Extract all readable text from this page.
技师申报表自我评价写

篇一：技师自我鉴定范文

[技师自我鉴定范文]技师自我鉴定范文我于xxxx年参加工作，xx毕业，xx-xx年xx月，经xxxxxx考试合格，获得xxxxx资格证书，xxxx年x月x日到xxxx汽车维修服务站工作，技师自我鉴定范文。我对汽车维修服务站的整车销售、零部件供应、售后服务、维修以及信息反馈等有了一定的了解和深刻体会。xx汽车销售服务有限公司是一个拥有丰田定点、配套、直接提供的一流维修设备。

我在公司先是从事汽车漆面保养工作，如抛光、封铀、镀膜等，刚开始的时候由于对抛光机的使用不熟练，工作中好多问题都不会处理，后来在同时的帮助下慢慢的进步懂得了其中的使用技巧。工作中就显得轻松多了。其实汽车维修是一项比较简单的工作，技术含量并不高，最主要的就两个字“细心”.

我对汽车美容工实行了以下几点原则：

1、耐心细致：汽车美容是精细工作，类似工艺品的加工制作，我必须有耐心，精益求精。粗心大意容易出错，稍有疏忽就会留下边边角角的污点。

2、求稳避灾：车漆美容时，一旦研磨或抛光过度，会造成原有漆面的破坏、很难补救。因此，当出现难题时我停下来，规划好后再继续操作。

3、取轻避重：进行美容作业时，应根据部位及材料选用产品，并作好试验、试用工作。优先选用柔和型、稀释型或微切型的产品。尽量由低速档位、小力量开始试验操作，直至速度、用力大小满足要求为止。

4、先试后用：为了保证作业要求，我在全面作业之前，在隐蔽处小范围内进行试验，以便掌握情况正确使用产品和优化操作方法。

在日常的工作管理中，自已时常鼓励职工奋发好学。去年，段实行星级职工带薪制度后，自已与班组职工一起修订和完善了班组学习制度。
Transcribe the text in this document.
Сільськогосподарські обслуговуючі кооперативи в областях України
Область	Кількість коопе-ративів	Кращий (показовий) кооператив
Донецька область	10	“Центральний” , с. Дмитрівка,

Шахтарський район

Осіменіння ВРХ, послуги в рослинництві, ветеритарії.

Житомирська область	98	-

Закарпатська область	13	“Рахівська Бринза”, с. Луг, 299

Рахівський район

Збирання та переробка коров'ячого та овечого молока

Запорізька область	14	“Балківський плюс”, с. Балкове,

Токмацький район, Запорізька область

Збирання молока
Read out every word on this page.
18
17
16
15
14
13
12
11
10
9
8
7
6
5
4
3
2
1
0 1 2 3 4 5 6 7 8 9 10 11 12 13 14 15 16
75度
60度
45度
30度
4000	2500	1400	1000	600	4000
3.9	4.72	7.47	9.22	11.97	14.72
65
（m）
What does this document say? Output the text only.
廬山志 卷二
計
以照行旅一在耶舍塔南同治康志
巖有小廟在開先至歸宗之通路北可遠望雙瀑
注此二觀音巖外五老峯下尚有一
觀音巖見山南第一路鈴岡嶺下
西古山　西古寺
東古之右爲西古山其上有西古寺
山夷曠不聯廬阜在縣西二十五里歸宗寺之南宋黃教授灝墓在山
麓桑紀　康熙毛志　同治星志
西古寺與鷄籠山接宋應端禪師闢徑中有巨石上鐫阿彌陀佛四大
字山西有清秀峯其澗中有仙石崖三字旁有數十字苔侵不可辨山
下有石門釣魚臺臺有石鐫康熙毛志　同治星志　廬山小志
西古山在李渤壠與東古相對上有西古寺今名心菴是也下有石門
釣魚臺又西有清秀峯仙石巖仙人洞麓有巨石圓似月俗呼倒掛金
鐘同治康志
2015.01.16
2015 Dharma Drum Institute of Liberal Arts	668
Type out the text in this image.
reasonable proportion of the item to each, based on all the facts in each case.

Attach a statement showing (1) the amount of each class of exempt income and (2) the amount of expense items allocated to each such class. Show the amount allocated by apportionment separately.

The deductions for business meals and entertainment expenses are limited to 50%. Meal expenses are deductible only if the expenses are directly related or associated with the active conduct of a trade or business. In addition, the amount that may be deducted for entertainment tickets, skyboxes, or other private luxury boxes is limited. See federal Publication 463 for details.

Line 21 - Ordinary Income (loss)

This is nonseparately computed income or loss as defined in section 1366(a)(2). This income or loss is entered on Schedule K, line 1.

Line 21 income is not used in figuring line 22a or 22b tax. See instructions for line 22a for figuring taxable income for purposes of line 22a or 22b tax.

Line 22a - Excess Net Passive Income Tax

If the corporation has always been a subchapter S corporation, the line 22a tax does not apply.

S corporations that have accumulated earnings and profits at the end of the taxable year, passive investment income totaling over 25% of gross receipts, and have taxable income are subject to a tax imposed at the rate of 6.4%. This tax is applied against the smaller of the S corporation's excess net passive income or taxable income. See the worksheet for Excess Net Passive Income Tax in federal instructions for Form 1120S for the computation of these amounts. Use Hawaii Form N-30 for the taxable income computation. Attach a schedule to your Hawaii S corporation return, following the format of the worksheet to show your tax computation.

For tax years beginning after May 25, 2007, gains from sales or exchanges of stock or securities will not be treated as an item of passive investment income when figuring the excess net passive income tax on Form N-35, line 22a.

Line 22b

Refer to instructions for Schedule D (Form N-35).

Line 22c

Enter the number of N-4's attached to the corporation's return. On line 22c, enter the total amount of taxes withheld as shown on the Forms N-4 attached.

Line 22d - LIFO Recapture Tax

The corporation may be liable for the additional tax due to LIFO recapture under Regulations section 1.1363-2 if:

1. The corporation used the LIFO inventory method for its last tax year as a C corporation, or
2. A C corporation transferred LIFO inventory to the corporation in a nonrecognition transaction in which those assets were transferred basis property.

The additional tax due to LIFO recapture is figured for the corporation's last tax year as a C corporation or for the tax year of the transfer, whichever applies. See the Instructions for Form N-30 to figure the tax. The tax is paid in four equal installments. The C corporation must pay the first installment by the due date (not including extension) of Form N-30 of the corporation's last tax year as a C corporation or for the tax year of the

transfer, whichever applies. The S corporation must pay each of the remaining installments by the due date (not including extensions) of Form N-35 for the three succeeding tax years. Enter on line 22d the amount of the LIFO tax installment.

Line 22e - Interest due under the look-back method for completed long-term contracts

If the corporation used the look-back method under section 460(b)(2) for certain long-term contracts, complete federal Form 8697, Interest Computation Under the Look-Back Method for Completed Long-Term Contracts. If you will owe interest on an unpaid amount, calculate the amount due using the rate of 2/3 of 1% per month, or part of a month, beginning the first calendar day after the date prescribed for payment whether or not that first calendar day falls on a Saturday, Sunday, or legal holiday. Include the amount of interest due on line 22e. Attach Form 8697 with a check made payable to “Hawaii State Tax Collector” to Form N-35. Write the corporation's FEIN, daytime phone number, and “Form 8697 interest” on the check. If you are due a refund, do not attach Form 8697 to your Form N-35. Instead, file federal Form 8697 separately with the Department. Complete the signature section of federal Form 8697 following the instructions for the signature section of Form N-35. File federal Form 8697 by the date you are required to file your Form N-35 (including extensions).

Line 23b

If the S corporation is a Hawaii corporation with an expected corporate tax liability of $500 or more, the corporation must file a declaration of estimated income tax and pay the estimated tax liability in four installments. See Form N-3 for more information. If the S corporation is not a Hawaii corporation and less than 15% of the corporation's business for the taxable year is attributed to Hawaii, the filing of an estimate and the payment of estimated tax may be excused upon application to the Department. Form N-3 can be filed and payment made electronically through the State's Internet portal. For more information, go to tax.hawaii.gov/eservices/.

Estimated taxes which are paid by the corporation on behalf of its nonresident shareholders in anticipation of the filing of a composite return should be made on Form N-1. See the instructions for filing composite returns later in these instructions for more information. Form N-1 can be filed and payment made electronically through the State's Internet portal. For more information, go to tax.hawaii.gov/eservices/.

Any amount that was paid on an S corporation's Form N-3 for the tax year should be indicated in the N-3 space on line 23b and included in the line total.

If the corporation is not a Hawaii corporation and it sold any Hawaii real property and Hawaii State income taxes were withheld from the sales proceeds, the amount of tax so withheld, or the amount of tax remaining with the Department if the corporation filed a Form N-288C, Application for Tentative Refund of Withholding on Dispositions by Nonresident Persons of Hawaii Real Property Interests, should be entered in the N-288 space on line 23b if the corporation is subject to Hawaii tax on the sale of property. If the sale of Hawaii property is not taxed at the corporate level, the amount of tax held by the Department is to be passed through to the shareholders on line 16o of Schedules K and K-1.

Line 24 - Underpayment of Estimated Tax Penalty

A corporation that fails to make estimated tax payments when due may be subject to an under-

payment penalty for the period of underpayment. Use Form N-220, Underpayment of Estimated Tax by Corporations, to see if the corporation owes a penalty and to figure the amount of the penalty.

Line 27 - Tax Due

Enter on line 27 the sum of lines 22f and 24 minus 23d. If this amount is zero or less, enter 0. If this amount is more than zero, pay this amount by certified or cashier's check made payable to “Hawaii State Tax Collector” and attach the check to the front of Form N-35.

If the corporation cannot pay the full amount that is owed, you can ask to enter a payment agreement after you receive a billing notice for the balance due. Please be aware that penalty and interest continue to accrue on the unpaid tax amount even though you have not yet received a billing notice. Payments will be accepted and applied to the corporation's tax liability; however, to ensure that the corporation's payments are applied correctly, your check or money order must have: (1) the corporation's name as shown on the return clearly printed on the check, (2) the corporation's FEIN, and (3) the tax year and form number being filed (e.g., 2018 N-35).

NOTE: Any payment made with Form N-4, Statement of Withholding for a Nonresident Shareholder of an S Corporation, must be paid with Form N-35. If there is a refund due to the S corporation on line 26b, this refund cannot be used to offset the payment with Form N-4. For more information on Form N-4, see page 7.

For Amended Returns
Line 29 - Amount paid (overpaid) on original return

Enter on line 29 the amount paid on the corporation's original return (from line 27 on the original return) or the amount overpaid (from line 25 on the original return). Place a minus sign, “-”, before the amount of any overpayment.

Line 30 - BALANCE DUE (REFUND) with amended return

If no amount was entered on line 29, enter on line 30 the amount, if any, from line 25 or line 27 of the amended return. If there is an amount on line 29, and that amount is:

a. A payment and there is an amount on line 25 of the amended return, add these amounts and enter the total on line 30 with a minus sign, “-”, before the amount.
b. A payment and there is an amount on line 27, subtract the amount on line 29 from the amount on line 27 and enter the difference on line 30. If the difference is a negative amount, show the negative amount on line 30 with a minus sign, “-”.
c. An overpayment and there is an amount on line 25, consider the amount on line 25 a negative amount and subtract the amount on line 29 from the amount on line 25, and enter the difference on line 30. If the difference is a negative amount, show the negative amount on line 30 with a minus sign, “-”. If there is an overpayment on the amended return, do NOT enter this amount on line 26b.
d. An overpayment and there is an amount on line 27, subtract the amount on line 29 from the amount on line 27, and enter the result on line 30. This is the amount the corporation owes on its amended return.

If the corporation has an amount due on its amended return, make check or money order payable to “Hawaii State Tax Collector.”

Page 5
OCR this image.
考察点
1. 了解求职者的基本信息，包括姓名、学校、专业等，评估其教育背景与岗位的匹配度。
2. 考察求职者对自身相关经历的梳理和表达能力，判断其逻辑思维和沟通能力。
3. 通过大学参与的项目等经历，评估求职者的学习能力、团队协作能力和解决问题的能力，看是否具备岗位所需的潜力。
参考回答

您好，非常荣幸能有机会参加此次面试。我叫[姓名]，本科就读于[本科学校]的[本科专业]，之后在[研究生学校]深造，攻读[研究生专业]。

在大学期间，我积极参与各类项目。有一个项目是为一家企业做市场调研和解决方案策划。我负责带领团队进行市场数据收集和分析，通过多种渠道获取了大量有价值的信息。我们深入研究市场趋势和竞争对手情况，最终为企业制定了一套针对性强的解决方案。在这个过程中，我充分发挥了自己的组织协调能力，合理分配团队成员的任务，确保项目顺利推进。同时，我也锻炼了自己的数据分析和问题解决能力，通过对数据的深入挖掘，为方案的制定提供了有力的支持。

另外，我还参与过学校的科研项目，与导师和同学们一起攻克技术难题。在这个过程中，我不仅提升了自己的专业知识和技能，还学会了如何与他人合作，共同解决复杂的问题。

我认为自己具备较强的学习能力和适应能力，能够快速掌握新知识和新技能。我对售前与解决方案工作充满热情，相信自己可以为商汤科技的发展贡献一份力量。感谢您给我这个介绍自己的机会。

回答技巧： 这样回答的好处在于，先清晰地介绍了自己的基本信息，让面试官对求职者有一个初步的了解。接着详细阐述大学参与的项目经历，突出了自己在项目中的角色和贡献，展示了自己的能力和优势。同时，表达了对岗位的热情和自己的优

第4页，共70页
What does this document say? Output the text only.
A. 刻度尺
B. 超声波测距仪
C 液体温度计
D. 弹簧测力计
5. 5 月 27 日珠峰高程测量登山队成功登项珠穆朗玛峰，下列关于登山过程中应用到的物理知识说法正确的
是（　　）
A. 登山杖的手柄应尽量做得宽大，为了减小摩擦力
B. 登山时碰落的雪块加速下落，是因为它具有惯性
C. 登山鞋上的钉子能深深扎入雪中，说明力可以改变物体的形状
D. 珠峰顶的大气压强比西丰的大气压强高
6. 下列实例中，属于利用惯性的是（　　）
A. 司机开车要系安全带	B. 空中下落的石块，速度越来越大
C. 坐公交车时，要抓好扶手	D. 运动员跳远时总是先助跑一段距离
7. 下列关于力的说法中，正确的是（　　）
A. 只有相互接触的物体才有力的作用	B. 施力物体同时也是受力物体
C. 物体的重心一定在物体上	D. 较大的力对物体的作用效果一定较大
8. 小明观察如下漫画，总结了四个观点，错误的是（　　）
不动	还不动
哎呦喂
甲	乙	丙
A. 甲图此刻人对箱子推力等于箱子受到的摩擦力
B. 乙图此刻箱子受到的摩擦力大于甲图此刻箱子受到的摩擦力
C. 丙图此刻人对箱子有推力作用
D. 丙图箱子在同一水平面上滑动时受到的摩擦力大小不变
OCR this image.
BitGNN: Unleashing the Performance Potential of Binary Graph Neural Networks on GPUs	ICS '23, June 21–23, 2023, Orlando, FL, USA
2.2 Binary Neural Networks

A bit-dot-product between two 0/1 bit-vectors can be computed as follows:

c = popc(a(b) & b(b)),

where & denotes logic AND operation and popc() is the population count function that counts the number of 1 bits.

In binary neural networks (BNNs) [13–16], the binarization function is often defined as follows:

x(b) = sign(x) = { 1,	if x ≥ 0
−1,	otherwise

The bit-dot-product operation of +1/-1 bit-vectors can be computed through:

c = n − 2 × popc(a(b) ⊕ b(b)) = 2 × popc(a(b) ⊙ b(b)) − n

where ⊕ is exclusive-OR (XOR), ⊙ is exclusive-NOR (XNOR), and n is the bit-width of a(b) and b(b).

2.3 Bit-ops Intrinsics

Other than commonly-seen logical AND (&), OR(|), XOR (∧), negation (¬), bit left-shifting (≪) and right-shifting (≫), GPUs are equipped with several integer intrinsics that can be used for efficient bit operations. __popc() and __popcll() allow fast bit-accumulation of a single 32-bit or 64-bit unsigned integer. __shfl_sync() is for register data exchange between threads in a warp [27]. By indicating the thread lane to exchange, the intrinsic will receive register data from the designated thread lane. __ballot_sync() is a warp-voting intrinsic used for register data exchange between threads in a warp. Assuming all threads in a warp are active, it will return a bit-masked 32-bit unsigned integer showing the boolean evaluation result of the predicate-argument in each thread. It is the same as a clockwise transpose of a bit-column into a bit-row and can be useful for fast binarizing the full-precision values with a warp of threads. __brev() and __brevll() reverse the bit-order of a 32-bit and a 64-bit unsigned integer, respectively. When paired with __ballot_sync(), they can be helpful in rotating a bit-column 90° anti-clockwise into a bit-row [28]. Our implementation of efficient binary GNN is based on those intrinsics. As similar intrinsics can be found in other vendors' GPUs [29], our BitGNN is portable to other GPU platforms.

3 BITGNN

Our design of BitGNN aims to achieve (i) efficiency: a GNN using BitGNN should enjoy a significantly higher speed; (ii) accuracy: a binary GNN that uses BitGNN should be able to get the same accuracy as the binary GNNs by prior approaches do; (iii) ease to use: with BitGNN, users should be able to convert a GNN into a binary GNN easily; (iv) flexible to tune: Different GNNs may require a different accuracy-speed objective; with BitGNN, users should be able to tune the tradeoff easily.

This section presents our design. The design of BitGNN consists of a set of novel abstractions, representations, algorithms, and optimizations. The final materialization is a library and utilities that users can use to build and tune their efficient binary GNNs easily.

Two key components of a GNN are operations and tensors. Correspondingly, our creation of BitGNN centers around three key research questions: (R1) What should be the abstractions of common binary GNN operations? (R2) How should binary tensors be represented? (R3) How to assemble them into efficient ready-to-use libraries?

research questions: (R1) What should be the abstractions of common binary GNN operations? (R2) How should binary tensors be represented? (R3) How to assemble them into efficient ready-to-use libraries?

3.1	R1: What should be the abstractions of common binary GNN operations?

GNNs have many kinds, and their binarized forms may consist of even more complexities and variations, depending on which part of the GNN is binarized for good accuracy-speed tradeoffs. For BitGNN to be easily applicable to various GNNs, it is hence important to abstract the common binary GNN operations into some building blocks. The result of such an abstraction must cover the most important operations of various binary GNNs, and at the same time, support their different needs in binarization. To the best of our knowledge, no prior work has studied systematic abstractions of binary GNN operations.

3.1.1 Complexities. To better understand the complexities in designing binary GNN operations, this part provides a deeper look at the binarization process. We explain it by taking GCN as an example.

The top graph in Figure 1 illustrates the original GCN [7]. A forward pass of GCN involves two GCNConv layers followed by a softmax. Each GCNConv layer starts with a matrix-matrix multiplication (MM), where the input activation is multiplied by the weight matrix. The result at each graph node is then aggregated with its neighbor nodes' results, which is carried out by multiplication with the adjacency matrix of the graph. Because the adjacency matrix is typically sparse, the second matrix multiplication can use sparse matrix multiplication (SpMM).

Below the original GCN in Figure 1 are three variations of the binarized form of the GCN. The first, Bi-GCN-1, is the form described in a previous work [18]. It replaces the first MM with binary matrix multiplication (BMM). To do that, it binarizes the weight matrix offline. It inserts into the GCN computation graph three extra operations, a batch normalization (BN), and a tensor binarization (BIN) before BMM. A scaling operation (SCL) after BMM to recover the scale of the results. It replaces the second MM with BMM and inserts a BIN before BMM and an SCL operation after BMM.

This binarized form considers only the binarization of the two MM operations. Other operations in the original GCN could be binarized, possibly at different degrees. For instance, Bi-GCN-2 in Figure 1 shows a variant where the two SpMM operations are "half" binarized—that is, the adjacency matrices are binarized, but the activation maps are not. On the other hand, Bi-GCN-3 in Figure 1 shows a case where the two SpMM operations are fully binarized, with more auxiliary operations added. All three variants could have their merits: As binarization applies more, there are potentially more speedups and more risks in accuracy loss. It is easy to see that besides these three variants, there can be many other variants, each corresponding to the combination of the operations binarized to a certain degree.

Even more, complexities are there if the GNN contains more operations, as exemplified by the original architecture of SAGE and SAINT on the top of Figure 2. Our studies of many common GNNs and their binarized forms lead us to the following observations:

···

Work to do: Look through the lines above and collect those with the word "loss".

The response:
Line 21 - Ordinary Income (loss)
This is nonseparately computed income or loss as defined in section 1366(a)(2). This income or loss is entered on Schedule K, line 1.
This binarized form considers only the binarization of the two MM operations. Other operations in the original GCN could be binarized, possibly at different degrees. For instance, Bi-GCN-2 in Figure 1 shows a variant where the two SpMM operations are "half" binarized—that is, the adjacency matrices are binarized, but the activation maps are not. On the other hand, Bi-GCN-3 in Figure 1 shows a case where the two SpMM operations are fully binarized, with more auxiliary operations added. All three variants could have their merits: As binarization applies more, there are potentially more speedups and more risks in accuracy loss. It is easy to see that besides these three variants, there can be many other variants, each corresponding to the combination of the operations binarized to a certain degree.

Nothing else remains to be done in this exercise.